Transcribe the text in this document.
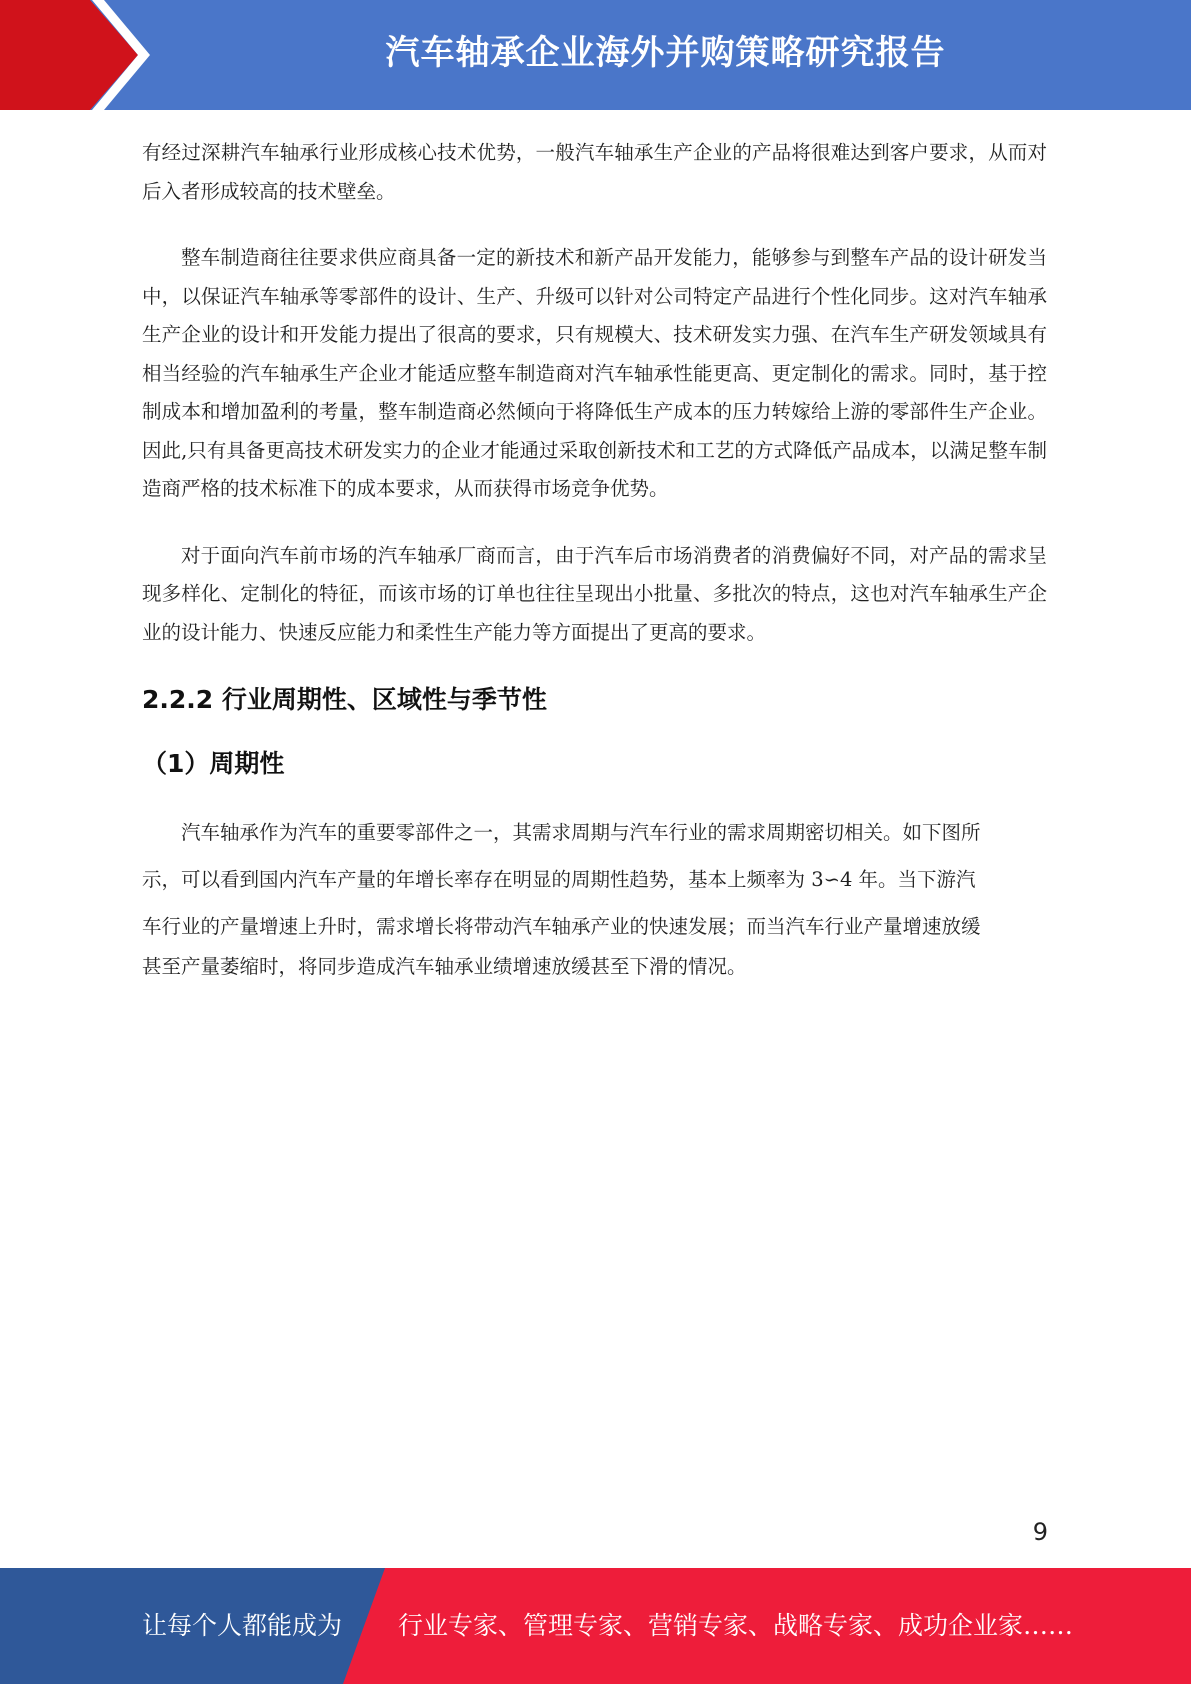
汽车轴承企业海外并购策略研究报告

有经过深耕汽车轴承行业形成核心技术优势，一般汽车轴承生产企业的产品将很难达到客户要求，从而对后入者形成较高的技术壁垒。

整车制造商往往要求供应商具备一定的新技术和新产品开发能力，能够参与到整车产品的设计研发当中，以保证汽车轴承等零部件的设计、生产、升级可以针对公司特定产品进行个性化同步。这对汽车轴承生产企业的设计和开发能力提出了很高的要求，只有规模大、技术研发实力强、在汽车生产研发领域具有相当经验的汽车轴承生产企业才能适应整车制造商对汽车轴承性能更高、更定制化的需求。同时，基于控制成本和增加盈利的考量，整车制造商必然倾向于将降低生产成本的压力转嫁给上游的零部件生产企业。因此,只有具备更高技术研发实力的企业才能通过采取创新技术和工艺的方式降低产品成本，以满足整车制造商严格的技术标准下的成本要求，从而获得市场竞争优势。

对于面向汽车前市场的汽车轴承厂商而言，由于汽车后市场消费者的消费偏好不同，对产品的需求呈现多样化、定制化的特征，而该市场的订单也往往呈现出小批量、多批次的特点，这也对汽车轴承生产企业的设计能力、快速反应能力和柔性生产能力等方面提出了更高的要求。

2.2.2 行业周期性、区域性与季节性
（1）周期性
汽车轴承作为汽车的重要零部件之一，其需求周期与汽车行业的需求周期密切相关。如下图所
示，可以看到国内汽车产量的年增长率存在明显的周期性趋势，基本上频率为 3∽4 年。当下游汽
车行业的产量增速上升时，需求增长将带动汽车轴承产业的快速发展；而当汽车行业产量增速放缓
甚至产量萎缩时，将同步造成汽车轴承业绩增速放缓甚至下滑的情况。
9
让每个人都能成为 行业专家、管理专家、营销专家、战略专家、成功企业家……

### Directions
What comes back should match the records exactly, minus any pictures.

### Answer to this problem
Transcribe the text in this document.
汽车轴承企业海外并购策略研究报告

有经过深耕汽车轴承行业形成核心技术优势，一般汽车轴承生产企业的产品将很难达到客户要求，从而对后入者形成较高的技术壁垒。

整车制造商往往要求供应商具备一定的新技术和新产品开发能力，能够参与到整车产品的设计研发当中，以保证汽车轴承等零部件的设计、生产、升级可以针对公司特定产品进行个性化同步。这对汽车轴承生产企业的设计和开发能力提出了很高的要求，只有规模大、技术研发实力强、在汽车生产研发领域具有相当经验的汽车轴承生产企业才能适应整车制造商对汽车轴承性能更高、更定制化的需求。同时，基于控制成本和增加盈利的考量，整车制造商必然倾向于将降低生产成本的压力转嫁给上游的零部件生产企业。因此,只有具备更高技术研发实力的企业才能通过采取创新技术和工艺的方式降低产品成本，以满足整车制造商严格的技术标准下的成本要求，从而获得市场竞争优势。

对于面向汽车前市场的汽车轴承厂商而言，由于汽车后市场消费者的消费偏好不同，对产品的需求呈现多样化、定制化的特征，而该市场的订单也往往呈现出小批量、多批次的特点，这也对汽车轴承生产企业的设计能力、快速反应能力和柔性生产能力等方面提出了更高的要求。

2.2.2 行业周期性、区域性与季节性
（1）周期性
汽车轴承作为汽车的重要零部件之一，其需求周期与汽车行业的需求周期密切相关。如下图所
示，可以看到国内汽车产量的年增长率存在明显的周期性趋势，基本上频率为 3∽4 年。当下游汽
车行业的产量增速上升时，需求增长将带动汽车轴承产业的快速发展；而当汽车行业产量增速放缓
甚至产量萎缩时，将同步造成汽车轴承业绩增速放缓甚至下滑的情况。
9
让每个人都能成为 行业专家、管理专家、营销专家、战略专家、成功企业家……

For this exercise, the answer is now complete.